▶ Task directions: Every line of the records below should be restated exactly.

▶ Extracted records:
+---+

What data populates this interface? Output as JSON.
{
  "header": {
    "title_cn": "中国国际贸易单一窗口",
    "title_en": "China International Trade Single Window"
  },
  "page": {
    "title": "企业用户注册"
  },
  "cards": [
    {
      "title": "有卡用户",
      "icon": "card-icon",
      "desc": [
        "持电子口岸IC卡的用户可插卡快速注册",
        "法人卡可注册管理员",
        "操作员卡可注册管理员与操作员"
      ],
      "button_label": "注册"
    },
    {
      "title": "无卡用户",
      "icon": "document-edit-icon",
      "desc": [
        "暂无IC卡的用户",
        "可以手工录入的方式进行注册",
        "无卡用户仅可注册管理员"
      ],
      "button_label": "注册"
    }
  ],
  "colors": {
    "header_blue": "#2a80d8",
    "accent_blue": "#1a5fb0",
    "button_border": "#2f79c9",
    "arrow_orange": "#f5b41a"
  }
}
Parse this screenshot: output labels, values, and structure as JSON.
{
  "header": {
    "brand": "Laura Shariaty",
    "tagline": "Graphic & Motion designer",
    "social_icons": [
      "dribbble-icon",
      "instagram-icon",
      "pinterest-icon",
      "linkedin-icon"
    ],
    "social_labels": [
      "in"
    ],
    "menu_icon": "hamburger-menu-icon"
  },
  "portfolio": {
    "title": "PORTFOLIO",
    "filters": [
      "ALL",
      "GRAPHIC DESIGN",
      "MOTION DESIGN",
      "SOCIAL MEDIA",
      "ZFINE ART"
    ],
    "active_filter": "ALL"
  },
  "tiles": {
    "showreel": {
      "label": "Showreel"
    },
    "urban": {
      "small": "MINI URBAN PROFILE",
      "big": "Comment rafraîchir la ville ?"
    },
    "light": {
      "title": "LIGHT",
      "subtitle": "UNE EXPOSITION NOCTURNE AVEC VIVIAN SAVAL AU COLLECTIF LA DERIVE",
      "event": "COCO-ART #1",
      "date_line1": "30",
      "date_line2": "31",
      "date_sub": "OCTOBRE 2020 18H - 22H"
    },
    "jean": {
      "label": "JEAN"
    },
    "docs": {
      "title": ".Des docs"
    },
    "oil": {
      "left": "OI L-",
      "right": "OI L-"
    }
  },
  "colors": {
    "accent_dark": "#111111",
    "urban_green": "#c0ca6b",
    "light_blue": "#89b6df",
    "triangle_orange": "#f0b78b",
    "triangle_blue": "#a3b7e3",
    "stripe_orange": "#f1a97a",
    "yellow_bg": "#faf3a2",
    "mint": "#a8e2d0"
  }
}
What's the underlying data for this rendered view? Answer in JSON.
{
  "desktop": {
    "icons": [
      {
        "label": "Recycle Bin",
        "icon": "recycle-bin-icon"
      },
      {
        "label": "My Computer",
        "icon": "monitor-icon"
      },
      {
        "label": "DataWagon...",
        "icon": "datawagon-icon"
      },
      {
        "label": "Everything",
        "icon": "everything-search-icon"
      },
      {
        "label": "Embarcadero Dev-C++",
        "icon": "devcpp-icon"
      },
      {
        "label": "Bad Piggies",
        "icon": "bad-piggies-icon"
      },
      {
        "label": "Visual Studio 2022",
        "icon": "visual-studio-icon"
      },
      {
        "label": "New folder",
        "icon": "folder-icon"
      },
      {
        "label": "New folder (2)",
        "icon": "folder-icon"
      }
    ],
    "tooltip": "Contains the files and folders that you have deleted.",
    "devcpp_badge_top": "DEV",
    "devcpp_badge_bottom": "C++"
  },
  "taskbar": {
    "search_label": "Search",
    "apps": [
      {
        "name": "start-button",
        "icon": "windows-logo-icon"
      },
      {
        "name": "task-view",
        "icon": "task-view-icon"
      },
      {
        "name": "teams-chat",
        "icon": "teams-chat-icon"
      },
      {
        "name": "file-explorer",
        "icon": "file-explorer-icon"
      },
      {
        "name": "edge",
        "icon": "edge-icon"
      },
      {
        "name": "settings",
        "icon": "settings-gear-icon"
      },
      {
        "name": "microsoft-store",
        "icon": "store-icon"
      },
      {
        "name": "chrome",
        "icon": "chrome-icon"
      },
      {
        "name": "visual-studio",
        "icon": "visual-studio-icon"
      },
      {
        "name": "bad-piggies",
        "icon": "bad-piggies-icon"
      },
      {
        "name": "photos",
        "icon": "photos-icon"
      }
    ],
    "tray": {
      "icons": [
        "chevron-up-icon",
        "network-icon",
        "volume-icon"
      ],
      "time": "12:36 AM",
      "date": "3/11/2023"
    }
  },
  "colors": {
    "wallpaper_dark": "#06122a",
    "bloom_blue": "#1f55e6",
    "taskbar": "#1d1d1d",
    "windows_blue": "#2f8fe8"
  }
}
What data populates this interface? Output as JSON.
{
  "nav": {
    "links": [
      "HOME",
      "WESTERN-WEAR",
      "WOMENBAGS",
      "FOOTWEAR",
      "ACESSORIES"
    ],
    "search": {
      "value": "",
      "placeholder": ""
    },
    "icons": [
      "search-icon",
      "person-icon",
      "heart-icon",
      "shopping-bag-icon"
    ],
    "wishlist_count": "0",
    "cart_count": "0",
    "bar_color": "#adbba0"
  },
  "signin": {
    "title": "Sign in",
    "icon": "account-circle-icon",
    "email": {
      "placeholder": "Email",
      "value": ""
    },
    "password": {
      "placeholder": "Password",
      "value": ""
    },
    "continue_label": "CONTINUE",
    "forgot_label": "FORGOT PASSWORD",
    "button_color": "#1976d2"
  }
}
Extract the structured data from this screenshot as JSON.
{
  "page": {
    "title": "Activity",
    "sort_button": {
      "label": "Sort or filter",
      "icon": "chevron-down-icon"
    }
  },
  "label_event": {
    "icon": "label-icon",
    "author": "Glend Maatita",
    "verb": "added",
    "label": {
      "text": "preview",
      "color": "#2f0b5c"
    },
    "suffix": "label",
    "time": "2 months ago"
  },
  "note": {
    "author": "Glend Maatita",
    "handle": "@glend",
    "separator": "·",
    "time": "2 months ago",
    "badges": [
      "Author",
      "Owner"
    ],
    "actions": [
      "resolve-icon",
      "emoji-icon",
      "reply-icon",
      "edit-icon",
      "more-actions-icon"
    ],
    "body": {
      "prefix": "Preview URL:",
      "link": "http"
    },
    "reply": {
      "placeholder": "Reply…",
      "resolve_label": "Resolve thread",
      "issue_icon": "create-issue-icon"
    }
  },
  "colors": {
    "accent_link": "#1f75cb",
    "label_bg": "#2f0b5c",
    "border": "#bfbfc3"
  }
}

+---+

▶ Finished exercise:
What data populates this interface? Output as JSON.
{
  "header": {
    "title_cn": "中国国际贸易单一窗口",
    "title_en": "China International Trade Single Window"
  },
  "page": {
    "title": "企业用户注册"
  },
  "cards": [
    {
      "title": "有卡用户",
      "icon": "card-icon",
      "desc": [
        "持电子口岸IC卡的用户可插卡快速注册",
        "法人卡可注册管理员",
        "操作员卡可注册管理员与操作员"
      ],
      "button_label": "注册"
    },
    {
      "title": "无卡用户",
      "icon": "document-edit-icon",
      "desc": [
        "暂无IC卡的用户",
        "可以手工录入的方式进行注册",
        "无卡用户仅可注册管理员"
      ],
      "button_label": "注册"
    }
  ],
  "colors": {
    "header_blue": "#2a80d8",
    "accent_blue": "#1a5fb0",
    "button_border": "#2f79c9",
    "arrow_orange": "#f5b41a"
  }
}
Parse this screenshot: output labels, values, and structure as JSON.
{
  "header": {
    "brand": "Laura Shariaty",
    "tagline": "Graphic & Motion designer",
    "social_icons": [
      "dribbble-icon",
      "instagram-icon",
      "pinterest-icon",
      "linkedin-icon"
    ],
    "social_labels": [
      "in"
    ],
    "menu_icon": "hamburger-menu-icon"
  },
  "portfolio": {
    "title": "PORTFOLIO",
    "filters": [
      "ALL",
      "GRAPHIC DESIGN",
      "MOTION DESIGN",
      "SOCIAL MEDIA",
      "ZFINE ART"
    ],
    "active_filter": "ALL"
  },
  "tiles": {
    "showreel": {
      "label": "Showreel"
    },
    "urban": {
      "small": "MINI URBAN PROFILE",
      "big": "Comment rafraîchir la ville ?"
    },
    "light": {
      "title": "LIGHT",
      "subtitle": "UNE EXPOSITION NOCTURNE AVEC VIVIAN SAVAL AU COLLECTIF LA DERIVE",
      "event": "COCO-ART #1",
      "date_line1": "30",
      "date_line2": "31",
      "date_sub": "OCTOBRE 2020 18H - 22H"
    },
    "jean": {
      "label": "JEAN"
    },
    "docs": {
      "title": ".Des docs"
    },
    "oil": {
      "left": "OI L-",
      "right": "OI L-"
    }
  },
  "colors": {
    "accent_dark": "#111111",
    "urban_green": "#c0ca6b",
    "light_blue": "#89b6df",
    "triangle_orange": "#f0b78b",
    "triangle_blue": "#a3b7e3",
    "stripe_orange": "#f1a97a",
    "yellow_bg": "#faf3a2",
    "mint": "#a8e2d0"
  }
}
What's the underlying data for this rendered view? Answer in JSON.
{
  "desktop": {
    "icons": [
      {
        "label": "Recycle Bin",
        "icon": "recycle-bin-icon"
      },
      {
        "label": "My Computer",
        "icon": "monitor-icon"
      },
      {
        "label": "DataWagon...",
        "icon": "datawagon-icon"
      },
      {
        "label": "Everything",
        "icon": "everything-search-icon"
      },
      {
        "label": "Embarcadero Dev-C++",
        "icon": "devcpp-icon"
      },
      {
        "label": "Bad Piggies",
        "icon": "bad-piggies-icon"
      },
      {
        "label": "Visual Studio 2022",
        "icon": "visual-studio-icon"
      },
      {
        "label": "New folder",
        "icon": "folder-icon"
      },
      {
        "label": "New folder (2)",
        "icon": "folder-icon"
      }
    ],
    "tooltip": "Contains the files and folders that you have deleted.",
    "devcpp_badge_top": "DEV",
    "devcpp_badge_bottom": "C++"
  },
  "taskbar": {
    "search_label": "Search",
    "apps": [
      {
        "name": "start-button",
        "icon": "windows-logo-icon"
      },
      {
        "name": "task-view",
        "icon": "task-view-icon"
      },
      {
        "name": "teams-chat",
        "icon": "teams-chat-icon"
      },
      {
        "name": "file-explorer",
        "icon": "file-explorer-icon"
      },
      {
        "name": "edge",
        "icon": "edge-icon"
      },
      {
        "name": "settings",
        "icon": "settings-gear-icon"
      },
      {
        "name": "microsoft-store",
        "icon": "store-icon"
      },
      {
        "name": "chrome",
        "icon": "chrome-icon"
      },
      {
        "name": "visual-studio",
        "icon": "visual-studio-icon"
      },
      {
        "name": "bad-piggies",
        "icon": "bad-piggies-icon"
      },
      {
        "name": "photos",
        "icon": "photos-icon"
      }
    ],
    "tray": {
      "icons": [
        "chevron-up-icon",
        "network-icon",
        "volume-icon"
      ],
      "time": "12:36 AM",
      "date": "3/11/2023"
    }
  },
  "colors": {
    "wallpaper_dark": "#06122a",
    "bloom_blue": "#1f55e6",
    "taskbar": "#1d1d1d",
    "windows_blue": "#2f8fe8"
  }
}
What data populates this interface? Output as JSON.
{
  "nav": {
    "links": [
      "HOME",
      "WESTERN-WEAR",
      "WOMENBAGS",
      "FOOTWEAR",
      "ACESSORIES"
    ],
    "search": {
      "value": "",
      "placeholder": ""
    },
    "icons": [
      "search-icon",
      "person-icon",
      "heart-icon",
      "shopping-bag-icon"
    ],
    "wishlist_count": "0",
    "cart_count": "0",
    "bar_color": "#adbba0"
  },
  "signin": {
    "title": "Sign in",
    "icon": "account-circle-icon",
    "email": {
      "placeholder": "Email",
      "value": ""
    },
    "password": {
      "placeholder": "Password",
      "value": ""
    },
    "continue_label": "CONTINUE",
    "forgot_label": "FORGOT PASSWORD",
    "button_color": "#1976d2"
  }
}
Extract the structured data from this screenshot as JSON.
{
  "page": {
    "title": "Activity",
    "sort_button": {
      "label": "Sort or filter",
      "icon": "chevron-down-icon"
    }
  },
  "label_event": {
    "icon": "label-icon",
    "author": "Glend Maatita",
    "verb": "added",
    "label": {
      "text": "preview",
      "color": "#2f0b5c"
    },
    "suffix": "label",
    "time": "2 months ago"
  },
  "note": {
    "author": "Glend Maatita",
    "handle": "@glend",
    "separator": "·",
    "time": "2 months ago",
    "badges": [
      "Author",
      "Owner"
    ],
    "actions": [
      "resolve-icon",
      "emoji-icon",
      "reply-icon",
      "edit-icon",
      "more-actions-icon"
    ],
    "body": {
      "prefix": "Preview URL:",
      "link": "http"
    },
    "reply": {
      "placeholder": "Reply…",
      "resolve_label": "Resolve thread",
      "issue_icon": "create-issue-icon"
    }
  },
  "colors": {
    "accent_link": "#1f75cb",
    "label_bg": "#2f0b5c",
    "border": "#bfbfc3"
  }
}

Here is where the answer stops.